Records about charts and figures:
***

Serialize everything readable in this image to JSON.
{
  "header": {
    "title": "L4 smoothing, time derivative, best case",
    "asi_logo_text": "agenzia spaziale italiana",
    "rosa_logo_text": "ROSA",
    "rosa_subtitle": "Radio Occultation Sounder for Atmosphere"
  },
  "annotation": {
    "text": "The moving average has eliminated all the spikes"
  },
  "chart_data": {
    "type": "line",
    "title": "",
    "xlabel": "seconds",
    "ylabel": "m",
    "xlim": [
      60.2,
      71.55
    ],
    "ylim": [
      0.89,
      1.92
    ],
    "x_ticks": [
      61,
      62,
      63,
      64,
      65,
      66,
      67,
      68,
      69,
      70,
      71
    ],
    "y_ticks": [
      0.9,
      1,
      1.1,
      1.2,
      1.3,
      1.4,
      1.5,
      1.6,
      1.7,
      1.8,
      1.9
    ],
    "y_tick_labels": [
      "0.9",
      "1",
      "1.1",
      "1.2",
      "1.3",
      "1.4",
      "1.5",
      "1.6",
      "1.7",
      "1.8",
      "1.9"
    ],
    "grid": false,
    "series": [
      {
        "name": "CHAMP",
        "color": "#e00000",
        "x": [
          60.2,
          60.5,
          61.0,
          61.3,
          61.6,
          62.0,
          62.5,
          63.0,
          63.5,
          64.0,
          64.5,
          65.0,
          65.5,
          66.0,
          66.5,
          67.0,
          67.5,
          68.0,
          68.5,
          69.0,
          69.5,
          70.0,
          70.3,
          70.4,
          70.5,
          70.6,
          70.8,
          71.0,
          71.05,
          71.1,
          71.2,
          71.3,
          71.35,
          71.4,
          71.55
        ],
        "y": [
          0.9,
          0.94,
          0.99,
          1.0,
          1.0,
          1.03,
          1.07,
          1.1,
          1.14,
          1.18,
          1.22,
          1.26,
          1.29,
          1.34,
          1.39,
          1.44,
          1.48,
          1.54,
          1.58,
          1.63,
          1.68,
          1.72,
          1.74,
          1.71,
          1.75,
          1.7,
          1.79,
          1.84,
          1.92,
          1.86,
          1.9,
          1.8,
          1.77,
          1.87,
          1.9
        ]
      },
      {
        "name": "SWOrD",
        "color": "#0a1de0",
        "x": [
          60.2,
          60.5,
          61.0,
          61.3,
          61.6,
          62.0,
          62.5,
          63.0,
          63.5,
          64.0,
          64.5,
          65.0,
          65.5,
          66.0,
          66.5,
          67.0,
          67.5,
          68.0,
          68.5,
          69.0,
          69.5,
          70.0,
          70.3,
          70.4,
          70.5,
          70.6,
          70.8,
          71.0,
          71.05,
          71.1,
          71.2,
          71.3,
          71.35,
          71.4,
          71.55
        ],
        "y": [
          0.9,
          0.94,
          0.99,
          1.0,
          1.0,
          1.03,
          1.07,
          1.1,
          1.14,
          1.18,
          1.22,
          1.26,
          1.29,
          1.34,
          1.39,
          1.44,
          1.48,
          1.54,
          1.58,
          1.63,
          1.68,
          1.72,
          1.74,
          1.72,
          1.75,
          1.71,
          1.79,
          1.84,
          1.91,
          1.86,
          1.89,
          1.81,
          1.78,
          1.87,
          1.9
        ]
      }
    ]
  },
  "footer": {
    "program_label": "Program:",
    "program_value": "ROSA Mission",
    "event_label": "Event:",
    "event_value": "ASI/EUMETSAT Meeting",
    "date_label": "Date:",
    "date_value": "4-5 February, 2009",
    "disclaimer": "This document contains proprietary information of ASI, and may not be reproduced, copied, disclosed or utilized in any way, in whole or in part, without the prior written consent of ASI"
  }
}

***

» **PROBLEM TO SOLVE**
Please reproduce each line exactly as written.

» **TASK RESULT**
Serialize everything readable in this image to JSON.
{
  "header": {
    "title": "L4 smoothing, time derivative, best case",
    "asi_logo_text": "agenzia spaziale italiana",
    "rosa_logo_text": "ROSA",
    "rosa_subtitle": "Radio Occultation Sounder for Atmosphere"
  },
  "annotation": {
    "text": "The moving average has eliminated all the spikes"
  },
  "chart_data": {
    "type": "line",
    "title": "",
    "xlabel": "seconds",
    "ylabel": "m",
    "xlim": [
      60.2,
      71.55
    ],
    "ylim": [
      0.89,
      1.92
    ],
    "x_ticks": [
      61,
      62,
      63,
      64,
      65,
      66,
      67,
      68,
      69,
      70,
      71
    ],
    "y_ticks": [
      0.9,
      1,
      1.1,
      1.2,
      1.3,
      1.4,
      1.5,
      1.6,
      1.7,
      1.8,
      1.9
    ],
    "y_tick_labels": [
      "0.9",
      "1",
      "1.1",
      "1.2",
      "1.3",
      "1.4",
      "1.5",
      "1.6",
      "1.7",
      "1.8",
      "1.9"
    ],
    "grid": false,
    "series": [
      {
        "name": "CHAMP",
        "color": "#e00000",
        "x": [
          60.2,
          60.5,
          61.0,
          61.3,
          61.6,
          62.0,
          62.5,
          63.0,
          63.5,
          64.0,
          64.5,
          65.0,
          65.5,
          66.0,
          66.5,
          67.0,
          67.5,
          68.0,
          68.5,
          69.0,
          69.5,
          70.0,
          70.3,
          70.4,
          70.5,
          70.6,
          70.8,
          71.0,
          71.05,
          71.1,
          71.2,
          71.3,
          71.35,
          71.4,
          71.55
        ],
        "y": [
          0.9,
          0.94,
          0.99,
          1.0,
          1.0,
          1.03,
          1.07,
          1.1,
          1.14,
          1.18,
          1.22,
          1.26,
          1.29,
          1.34,
          1.39,
          1.44,
          1.48,
          1.54,
          1.58,
          1.63,
          1.68,
          1.72,
          1.74,
          1.71,
          1.75,
          1.7,
          1.79,
          1.84,
          1.92,
          1.86,
          1.9,
          1.8,
          1.77,
          1.87,
          1.9
        ]
      },
      {
        "name": "SWOrD",
        "color": "#0a1de0",
        "x": [
          60.2,
          60.5,
          61.0,
          61.3,
          61.6,
          62.0,
          62.5,
          63.0,
          63.5,
          64.0,
          64.5,
          65.0,
          65.5,
          66.0,
          66.5,
          67.0,
          67.5,
          68.0,
          68.5,
          69.0,
          69.5,
          70.0,
          70.3,
          70.4,
          70.5,
          70.6,
          70.8,
          71.0,
          71.05,
          71.1,
          71.2,
          71.3,
          71.35,
          71.4,
          71.55
        ],
        "y": [
          0.9,
          0.94,
          0.99,
          1.0,
          1.0,
          1.03,
          1.07,
          1.1,
          1.14,
          1.18,
          1.22,
          1.26,
          1.29,
          1.34,
          1.39,
          1.44,
          1.48,
          1.54,
          1.58,
          1.63,
          1.68,
          1.72,
          1.74,
          1.72,
          1.75,
          1.71,
          1.79,
          1.84,
          1.91,
          1.86,
          1.89,
          1.81,
          1.78,
          1.87,
          1.9
        ]
      }
    ]
  },
  "footer": {
    "program_label": "Program:",
    "program_value": "ROSA Mission",
    "event_label": "Event:",
    "event_value": "ASI/EUMETSAT Meeting",
    "date_label": "Date:",
    "date_value": "4-5 February, 2009",
    "disclaimer": "This document contains proprietary information of ASI, and may not be reproduced, copied, disclosed or utilized in any way, in whole or in part, without the prior written consent of ASI"
  }
}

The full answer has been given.